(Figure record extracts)
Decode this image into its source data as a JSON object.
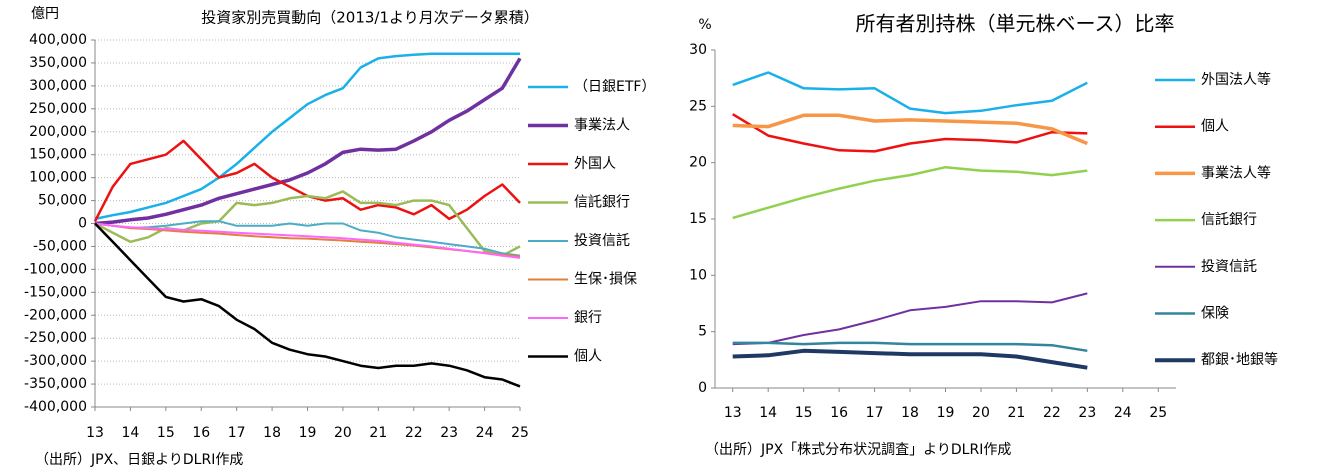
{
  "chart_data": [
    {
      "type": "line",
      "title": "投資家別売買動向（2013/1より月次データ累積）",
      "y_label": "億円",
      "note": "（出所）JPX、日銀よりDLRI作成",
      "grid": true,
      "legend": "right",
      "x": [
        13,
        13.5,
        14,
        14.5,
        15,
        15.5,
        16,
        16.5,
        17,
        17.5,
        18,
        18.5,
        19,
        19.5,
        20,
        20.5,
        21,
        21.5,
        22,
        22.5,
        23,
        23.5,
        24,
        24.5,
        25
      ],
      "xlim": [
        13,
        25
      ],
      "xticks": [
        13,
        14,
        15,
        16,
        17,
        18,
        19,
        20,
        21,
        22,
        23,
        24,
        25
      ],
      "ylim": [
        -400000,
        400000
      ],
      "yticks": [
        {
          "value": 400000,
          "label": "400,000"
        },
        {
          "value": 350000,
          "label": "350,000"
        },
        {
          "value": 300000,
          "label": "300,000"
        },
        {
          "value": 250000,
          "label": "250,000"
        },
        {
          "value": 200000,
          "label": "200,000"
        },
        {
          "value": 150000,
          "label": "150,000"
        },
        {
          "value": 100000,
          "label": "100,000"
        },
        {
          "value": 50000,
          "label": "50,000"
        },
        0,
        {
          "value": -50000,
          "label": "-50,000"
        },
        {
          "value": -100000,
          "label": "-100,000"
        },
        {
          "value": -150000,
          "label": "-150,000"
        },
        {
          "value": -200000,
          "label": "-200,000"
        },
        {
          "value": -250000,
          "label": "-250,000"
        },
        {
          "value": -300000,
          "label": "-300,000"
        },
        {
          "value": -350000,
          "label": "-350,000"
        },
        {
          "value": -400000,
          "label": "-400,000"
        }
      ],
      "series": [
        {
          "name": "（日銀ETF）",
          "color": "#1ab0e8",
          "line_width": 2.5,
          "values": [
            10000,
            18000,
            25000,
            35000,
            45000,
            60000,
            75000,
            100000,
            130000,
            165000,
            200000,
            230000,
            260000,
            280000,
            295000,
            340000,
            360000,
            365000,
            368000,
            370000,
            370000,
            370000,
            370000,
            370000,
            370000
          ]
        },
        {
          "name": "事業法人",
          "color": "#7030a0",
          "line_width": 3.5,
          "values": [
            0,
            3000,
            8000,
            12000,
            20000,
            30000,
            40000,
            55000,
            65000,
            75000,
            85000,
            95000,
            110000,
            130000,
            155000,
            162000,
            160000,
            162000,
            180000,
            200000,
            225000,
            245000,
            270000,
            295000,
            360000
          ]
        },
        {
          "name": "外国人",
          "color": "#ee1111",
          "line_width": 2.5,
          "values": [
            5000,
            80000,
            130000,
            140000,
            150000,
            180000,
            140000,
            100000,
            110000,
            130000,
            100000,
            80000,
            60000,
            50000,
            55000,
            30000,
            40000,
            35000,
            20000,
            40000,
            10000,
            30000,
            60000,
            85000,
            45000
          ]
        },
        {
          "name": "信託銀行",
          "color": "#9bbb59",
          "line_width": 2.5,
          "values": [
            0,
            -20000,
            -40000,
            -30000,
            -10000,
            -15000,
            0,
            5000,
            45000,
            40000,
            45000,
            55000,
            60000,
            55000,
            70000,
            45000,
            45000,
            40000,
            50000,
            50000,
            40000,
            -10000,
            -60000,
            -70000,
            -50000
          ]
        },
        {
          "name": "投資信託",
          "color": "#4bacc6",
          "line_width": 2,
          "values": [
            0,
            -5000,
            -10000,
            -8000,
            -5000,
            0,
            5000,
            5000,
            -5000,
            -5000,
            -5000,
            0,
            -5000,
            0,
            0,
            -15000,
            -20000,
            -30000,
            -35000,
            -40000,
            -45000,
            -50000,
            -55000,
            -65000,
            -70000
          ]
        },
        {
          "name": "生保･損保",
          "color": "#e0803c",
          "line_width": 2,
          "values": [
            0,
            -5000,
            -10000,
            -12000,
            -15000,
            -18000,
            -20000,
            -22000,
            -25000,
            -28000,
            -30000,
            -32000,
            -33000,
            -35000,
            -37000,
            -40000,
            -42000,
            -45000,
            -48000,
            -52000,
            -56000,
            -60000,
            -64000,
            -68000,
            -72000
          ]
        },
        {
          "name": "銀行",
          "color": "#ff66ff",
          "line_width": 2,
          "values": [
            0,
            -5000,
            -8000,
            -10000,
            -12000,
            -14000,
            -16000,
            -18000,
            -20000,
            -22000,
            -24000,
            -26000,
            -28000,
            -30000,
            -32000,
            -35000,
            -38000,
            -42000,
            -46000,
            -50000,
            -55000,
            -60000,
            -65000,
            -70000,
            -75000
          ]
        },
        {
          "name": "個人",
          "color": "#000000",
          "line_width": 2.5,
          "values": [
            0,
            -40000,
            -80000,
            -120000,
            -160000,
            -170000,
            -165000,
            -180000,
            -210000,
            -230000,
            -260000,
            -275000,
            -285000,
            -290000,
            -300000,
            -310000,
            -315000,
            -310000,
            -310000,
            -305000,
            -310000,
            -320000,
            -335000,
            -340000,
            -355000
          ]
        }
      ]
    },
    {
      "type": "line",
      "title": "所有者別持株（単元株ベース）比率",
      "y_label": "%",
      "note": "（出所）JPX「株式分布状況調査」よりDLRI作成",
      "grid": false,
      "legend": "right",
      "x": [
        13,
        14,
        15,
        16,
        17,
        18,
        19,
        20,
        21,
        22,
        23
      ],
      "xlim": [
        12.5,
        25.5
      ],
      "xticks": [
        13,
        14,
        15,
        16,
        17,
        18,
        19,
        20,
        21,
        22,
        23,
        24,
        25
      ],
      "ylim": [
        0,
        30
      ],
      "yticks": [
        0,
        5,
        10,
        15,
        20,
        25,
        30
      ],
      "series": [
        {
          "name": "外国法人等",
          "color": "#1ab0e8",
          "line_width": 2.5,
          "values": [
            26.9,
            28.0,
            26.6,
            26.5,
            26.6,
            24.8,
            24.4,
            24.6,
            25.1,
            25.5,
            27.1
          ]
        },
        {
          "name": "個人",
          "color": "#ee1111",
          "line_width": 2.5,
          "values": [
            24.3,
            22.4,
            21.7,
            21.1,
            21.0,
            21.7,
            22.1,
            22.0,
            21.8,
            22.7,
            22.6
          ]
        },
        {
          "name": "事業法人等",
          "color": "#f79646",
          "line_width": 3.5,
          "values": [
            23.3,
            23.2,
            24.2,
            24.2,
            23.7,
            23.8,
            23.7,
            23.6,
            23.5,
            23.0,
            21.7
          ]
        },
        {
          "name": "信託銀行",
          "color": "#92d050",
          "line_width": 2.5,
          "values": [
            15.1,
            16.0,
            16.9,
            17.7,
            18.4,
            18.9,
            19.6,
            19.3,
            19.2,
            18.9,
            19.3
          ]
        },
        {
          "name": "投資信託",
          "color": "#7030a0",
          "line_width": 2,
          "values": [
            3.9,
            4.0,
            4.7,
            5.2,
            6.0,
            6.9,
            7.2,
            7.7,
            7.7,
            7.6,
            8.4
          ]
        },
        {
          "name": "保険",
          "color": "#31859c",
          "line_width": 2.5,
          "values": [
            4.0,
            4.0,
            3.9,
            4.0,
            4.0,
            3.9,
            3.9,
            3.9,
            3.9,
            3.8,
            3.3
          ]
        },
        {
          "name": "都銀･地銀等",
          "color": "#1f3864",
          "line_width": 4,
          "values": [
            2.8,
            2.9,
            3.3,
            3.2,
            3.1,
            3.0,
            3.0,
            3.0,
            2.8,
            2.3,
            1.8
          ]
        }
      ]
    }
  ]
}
--
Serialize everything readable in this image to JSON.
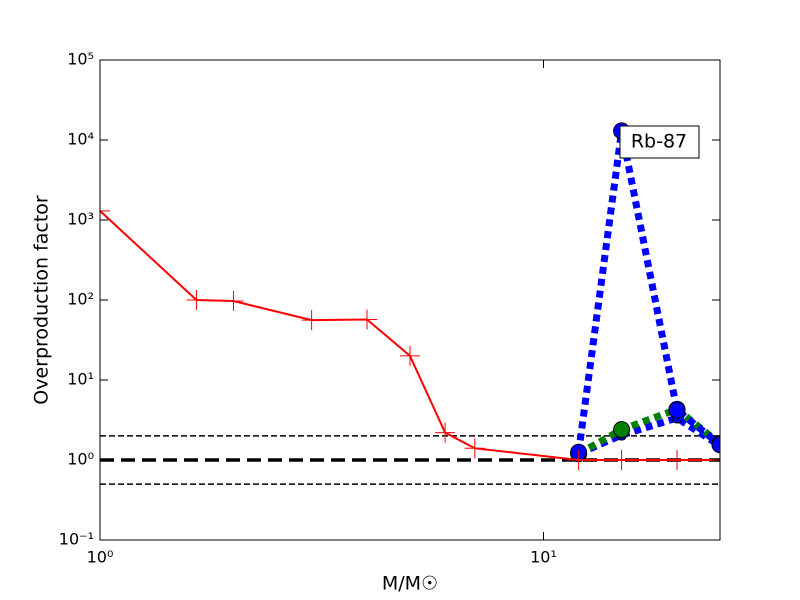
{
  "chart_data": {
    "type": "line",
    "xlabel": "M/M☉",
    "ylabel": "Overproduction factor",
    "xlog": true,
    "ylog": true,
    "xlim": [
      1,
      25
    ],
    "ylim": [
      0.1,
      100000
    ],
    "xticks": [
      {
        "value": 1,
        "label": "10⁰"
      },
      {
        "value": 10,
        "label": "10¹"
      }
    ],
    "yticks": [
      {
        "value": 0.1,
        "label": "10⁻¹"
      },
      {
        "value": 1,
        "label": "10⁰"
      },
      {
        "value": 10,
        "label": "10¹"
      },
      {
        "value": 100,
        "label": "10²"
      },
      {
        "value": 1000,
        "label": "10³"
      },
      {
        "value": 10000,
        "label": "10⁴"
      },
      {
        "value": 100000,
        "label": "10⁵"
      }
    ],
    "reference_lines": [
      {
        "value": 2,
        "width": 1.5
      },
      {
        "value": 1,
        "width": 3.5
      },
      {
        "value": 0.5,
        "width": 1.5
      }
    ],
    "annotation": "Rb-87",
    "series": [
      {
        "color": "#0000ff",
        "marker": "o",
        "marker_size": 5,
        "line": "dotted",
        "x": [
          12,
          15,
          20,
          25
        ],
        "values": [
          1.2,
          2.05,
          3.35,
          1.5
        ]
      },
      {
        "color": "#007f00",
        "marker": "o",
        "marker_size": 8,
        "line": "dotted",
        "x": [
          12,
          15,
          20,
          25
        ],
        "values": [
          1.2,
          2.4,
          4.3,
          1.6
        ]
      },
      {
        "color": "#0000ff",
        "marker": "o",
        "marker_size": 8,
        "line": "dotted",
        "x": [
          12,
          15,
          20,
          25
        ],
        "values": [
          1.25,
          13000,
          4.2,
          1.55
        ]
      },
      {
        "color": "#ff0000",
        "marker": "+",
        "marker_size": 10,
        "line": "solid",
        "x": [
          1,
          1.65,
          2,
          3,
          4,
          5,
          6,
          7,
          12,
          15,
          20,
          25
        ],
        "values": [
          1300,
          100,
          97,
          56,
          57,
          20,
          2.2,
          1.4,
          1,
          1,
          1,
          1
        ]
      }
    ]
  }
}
...
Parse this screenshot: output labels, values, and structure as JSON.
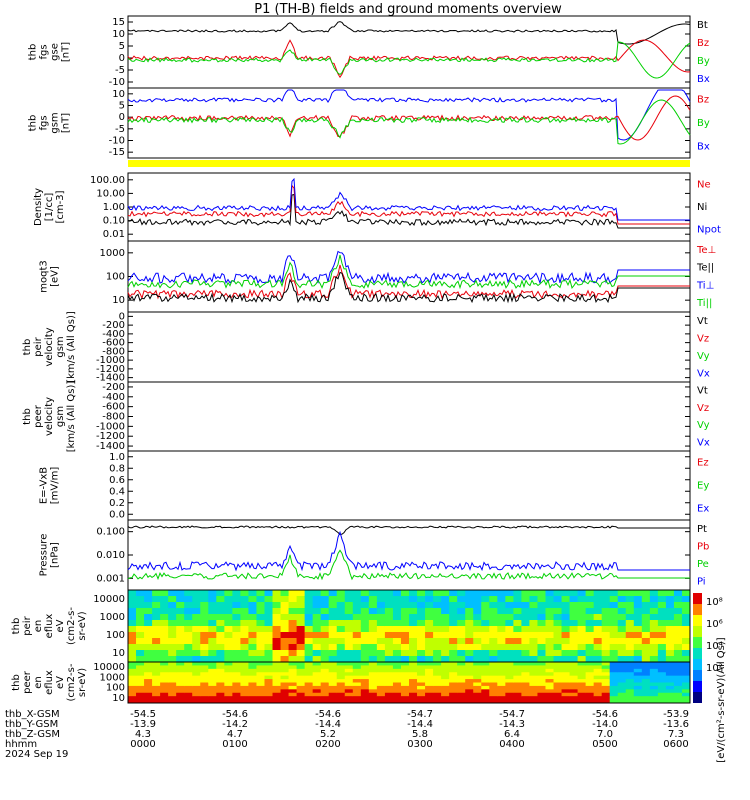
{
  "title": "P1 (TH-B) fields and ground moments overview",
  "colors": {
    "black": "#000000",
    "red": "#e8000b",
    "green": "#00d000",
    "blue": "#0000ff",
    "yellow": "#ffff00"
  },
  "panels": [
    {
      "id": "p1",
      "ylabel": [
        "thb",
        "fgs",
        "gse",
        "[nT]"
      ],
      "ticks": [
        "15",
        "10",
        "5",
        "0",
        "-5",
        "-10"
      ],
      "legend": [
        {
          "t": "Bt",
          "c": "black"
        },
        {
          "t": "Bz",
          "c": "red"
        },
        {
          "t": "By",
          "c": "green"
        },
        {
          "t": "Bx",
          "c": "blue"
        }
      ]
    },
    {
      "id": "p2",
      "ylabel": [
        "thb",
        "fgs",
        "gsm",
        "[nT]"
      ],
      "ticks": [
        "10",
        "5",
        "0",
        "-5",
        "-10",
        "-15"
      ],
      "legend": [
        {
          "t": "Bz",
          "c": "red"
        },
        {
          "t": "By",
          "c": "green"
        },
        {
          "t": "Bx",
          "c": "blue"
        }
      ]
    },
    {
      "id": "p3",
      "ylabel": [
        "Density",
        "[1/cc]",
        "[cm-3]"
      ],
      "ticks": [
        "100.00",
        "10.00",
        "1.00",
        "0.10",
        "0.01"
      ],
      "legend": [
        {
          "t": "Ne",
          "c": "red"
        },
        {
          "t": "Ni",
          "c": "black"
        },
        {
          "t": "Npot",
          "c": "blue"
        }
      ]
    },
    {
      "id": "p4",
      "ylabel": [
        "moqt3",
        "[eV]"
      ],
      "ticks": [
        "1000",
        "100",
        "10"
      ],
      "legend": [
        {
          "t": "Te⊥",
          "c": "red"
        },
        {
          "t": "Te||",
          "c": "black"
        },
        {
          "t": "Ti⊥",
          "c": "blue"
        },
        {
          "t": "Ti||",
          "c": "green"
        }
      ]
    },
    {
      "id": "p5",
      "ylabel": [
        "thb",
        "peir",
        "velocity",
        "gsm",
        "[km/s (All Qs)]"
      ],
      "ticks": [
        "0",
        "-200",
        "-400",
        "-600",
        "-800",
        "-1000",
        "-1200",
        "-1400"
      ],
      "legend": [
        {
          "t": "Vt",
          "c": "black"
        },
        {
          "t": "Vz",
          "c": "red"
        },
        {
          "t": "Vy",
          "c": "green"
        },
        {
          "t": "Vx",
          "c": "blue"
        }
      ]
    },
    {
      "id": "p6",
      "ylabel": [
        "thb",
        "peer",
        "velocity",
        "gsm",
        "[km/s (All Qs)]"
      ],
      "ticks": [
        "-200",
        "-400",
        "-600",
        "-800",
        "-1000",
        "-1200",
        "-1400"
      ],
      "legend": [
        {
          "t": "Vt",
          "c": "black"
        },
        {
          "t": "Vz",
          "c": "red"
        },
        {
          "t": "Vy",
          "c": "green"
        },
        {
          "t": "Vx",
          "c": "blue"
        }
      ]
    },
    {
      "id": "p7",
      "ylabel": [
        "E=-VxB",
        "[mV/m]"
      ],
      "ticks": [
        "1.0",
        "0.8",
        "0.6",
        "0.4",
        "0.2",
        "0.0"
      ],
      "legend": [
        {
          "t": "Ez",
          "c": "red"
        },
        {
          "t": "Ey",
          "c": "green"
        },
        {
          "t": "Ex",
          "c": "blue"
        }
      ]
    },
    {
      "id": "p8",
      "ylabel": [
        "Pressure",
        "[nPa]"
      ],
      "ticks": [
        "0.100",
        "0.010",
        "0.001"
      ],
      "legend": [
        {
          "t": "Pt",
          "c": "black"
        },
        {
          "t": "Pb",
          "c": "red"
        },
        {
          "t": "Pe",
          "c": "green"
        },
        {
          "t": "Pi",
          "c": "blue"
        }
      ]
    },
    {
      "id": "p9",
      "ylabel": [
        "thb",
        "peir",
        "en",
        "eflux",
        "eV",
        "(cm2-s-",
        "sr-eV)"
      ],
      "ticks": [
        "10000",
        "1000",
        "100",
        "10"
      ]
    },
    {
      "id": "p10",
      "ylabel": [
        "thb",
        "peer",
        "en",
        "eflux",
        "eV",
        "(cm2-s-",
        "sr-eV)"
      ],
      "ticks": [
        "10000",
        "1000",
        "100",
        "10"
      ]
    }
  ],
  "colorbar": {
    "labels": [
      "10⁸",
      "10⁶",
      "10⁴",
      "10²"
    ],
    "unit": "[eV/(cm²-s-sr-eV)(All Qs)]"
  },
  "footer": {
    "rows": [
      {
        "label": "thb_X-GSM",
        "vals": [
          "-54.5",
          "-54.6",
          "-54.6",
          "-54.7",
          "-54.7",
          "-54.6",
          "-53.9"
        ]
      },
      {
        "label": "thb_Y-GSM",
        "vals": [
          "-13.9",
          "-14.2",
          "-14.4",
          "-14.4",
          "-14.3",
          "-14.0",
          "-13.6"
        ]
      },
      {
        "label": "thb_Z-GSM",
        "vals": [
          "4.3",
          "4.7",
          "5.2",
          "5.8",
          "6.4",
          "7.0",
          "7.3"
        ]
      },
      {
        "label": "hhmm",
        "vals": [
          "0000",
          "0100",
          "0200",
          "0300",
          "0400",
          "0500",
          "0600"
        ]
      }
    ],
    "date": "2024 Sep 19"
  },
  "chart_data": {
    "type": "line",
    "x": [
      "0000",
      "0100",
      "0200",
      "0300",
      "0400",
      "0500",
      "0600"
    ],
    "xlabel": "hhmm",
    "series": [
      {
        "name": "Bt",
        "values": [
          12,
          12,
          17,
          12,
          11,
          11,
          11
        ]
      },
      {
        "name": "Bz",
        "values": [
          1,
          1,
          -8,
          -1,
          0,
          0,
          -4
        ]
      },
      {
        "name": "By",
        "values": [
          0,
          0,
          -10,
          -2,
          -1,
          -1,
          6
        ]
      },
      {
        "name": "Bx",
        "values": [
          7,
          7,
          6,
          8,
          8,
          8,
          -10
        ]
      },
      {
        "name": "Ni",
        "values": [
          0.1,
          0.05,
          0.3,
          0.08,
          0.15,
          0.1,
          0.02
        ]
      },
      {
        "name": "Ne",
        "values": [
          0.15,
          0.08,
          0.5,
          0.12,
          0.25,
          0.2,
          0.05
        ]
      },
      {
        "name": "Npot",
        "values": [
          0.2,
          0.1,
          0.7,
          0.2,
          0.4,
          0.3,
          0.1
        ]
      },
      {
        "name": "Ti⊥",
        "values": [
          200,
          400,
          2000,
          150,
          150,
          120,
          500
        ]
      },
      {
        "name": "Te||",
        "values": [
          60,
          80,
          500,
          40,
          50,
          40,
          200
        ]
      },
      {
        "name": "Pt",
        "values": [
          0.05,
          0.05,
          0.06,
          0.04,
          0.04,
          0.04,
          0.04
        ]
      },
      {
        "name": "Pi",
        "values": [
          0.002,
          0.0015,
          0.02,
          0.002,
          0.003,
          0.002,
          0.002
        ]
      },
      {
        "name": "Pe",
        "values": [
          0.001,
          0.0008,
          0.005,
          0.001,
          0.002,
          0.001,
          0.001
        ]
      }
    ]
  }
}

> **Task to carry out**
Show each line holding the word "labels".

> **Output**
Parse this screenshot: output labels, values, and structure as JSON.
    "labels": [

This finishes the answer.